Part of a data file:
───
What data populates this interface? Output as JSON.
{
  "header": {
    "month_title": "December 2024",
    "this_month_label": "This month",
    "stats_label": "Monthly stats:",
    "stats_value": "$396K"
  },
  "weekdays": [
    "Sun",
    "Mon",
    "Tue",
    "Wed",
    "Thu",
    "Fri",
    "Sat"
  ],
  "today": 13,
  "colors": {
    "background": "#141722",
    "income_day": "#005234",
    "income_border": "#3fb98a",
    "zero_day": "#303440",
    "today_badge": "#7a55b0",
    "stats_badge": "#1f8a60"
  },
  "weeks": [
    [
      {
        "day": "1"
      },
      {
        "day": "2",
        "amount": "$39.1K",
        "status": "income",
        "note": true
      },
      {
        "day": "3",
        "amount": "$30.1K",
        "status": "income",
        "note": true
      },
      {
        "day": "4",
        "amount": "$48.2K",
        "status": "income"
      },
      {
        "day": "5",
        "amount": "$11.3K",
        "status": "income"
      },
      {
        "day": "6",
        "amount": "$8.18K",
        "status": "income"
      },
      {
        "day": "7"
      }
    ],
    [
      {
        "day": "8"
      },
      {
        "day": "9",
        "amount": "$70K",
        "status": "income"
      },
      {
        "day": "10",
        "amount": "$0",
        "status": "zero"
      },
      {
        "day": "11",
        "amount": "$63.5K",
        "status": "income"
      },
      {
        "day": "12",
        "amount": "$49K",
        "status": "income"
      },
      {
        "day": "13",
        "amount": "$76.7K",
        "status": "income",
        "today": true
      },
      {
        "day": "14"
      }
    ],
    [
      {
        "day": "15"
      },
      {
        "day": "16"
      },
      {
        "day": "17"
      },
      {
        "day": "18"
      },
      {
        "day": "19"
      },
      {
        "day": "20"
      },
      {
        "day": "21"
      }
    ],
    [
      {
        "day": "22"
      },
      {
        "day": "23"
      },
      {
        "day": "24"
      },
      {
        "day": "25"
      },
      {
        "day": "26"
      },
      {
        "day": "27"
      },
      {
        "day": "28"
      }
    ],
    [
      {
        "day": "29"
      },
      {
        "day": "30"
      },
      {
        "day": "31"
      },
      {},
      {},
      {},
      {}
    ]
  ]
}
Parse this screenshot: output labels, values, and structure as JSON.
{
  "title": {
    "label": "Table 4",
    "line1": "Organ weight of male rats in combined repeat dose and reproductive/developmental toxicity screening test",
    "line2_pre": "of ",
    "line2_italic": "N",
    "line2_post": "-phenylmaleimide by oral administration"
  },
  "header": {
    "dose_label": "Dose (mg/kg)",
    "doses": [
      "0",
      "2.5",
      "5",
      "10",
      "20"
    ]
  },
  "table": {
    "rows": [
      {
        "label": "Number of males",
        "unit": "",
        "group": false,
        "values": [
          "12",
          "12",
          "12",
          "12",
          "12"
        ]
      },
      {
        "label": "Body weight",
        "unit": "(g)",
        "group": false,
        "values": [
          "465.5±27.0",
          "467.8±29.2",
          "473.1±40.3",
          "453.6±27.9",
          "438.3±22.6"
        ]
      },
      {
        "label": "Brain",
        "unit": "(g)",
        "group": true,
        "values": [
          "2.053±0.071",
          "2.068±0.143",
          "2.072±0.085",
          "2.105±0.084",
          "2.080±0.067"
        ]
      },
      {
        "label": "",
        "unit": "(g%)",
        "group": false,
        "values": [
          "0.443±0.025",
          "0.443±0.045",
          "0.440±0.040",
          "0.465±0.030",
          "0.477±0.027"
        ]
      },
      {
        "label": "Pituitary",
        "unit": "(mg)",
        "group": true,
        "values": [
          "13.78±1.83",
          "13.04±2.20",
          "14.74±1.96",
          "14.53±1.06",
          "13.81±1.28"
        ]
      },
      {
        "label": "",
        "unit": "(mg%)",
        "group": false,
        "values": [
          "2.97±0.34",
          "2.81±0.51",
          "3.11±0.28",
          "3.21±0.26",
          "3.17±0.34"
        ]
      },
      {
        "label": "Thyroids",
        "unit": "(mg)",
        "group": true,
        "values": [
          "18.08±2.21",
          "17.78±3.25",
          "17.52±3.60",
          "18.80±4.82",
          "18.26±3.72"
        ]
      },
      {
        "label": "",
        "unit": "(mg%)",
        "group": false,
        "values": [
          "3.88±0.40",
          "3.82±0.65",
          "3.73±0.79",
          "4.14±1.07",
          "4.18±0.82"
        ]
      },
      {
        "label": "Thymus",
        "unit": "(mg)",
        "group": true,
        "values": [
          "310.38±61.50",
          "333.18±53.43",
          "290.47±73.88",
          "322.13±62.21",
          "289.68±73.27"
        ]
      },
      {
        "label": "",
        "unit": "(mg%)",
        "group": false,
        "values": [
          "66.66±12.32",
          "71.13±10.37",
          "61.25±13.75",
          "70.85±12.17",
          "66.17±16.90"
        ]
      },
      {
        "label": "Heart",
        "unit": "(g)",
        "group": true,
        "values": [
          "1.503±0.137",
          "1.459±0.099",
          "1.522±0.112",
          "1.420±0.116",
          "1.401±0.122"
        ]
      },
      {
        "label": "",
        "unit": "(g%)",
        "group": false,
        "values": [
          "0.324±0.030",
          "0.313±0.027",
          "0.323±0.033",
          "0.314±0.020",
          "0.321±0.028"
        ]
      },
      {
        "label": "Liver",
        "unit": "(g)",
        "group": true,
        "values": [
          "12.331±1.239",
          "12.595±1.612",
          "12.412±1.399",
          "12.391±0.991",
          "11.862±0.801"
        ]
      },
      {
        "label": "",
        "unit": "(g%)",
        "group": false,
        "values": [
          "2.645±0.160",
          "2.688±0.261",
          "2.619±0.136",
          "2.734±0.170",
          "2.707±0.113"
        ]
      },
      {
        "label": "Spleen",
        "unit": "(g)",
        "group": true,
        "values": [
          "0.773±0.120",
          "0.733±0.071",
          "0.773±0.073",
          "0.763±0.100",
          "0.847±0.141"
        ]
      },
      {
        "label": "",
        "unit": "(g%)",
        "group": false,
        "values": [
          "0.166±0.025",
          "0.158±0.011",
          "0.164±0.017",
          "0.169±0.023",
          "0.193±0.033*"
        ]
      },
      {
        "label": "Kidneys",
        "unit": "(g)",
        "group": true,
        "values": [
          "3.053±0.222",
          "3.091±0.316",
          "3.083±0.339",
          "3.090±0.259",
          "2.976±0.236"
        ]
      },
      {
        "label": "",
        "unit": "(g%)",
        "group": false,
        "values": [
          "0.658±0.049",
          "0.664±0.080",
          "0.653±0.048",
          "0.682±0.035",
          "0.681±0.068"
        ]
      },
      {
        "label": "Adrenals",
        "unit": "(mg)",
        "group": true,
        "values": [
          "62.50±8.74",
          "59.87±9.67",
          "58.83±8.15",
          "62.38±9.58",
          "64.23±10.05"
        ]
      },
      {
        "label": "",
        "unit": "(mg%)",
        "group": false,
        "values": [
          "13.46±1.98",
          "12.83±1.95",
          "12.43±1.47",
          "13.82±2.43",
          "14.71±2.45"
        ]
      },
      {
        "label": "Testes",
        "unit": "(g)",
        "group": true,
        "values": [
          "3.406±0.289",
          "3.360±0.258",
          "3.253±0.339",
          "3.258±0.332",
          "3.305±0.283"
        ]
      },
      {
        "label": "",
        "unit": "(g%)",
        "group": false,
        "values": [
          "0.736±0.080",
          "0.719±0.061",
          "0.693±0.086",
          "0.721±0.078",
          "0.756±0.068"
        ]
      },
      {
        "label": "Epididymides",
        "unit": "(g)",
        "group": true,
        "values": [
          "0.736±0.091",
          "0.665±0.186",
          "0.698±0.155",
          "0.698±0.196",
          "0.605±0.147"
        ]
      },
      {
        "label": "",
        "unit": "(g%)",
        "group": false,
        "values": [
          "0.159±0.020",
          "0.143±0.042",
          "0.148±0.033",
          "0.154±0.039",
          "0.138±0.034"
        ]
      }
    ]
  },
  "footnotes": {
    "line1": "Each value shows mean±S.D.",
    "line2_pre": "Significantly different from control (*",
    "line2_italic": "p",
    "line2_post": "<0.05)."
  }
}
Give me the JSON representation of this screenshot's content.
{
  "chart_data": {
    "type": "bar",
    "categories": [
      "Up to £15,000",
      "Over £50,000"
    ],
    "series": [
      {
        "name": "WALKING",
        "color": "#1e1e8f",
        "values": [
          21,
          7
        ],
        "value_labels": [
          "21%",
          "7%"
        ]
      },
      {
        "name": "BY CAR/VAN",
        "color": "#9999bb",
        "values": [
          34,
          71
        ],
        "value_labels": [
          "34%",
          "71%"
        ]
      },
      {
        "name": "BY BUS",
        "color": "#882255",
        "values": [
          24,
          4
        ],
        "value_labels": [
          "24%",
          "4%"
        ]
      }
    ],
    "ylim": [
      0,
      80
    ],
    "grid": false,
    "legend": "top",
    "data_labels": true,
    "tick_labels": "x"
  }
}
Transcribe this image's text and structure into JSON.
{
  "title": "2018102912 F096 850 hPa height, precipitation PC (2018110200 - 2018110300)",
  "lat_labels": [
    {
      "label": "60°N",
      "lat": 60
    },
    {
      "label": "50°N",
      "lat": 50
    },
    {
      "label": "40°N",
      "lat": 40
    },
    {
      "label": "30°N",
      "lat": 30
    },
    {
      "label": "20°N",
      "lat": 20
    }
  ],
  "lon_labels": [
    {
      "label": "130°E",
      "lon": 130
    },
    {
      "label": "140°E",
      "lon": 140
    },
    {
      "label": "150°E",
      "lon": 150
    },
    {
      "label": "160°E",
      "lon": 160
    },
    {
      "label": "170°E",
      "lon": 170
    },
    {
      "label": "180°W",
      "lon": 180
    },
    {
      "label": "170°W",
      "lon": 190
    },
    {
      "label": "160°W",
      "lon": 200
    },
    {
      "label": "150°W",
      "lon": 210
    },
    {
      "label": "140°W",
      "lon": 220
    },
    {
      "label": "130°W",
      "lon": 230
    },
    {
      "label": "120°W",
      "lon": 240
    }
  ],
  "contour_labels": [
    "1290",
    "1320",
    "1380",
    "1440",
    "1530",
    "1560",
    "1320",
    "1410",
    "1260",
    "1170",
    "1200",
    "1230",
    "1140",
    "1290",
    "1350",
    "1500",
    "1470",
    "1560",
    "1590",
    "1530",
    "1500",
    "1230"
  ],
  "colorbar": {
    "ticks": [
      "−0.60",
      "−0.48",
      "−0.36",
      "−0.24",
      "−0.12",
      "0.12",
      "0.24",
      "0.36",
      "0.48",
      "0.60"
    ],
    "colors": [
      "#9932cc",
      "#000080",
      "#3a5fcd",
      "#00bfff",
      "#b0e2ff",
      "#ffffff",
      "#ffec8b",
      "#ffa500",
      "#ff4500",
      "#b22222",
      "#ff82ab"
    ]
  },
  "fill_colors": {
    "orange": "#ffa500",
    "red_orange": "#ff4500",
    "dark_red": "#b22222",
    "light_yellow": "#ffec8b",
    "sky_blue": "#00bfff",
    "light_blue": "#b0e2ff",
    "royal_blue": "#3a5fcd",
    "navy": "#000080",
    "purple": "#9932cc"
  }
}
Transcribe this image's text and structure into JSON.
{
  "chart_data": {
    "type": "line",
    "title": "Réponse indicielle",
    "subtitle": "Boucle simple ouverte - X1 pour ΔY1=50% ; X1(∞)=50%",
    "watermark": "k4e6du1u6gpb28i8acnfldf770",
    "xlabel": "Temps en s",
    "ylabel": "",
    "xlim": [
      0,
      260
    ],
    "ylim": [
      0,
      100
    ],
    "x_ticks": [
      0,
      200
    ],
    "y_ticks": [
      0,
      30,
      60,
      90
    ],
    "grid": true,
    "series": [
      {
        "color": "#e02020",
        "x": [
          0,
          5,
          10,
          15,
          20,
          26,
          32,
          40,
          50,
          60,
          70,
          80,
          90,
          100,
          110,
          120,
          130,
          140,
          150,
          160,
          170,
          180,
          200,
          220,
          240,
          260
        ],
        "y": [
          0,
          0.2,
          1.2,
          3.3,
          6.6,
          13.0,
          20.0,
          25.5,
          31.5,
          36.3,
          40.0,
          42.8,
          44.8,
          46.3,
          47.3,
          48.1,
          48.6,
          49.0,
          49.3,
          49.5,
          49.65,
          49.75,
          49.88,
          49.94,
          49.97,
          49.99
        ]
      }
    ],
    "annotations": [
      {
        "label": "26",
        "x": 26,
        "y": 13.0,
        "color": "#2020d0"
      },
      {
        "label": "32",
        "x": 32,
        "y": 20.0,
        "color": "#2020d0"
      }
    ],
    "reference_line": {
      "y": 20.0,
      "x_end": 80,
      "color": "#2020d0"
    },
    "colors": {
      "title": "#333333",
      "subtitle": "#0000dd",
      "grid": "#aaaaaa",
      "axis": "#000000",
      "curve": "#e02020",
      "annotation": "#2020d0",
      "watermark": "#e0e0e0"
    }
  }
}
───
GOAL: Reply with the number of lines in the preceding entries that contain "name", and no other words.

REPLY: 3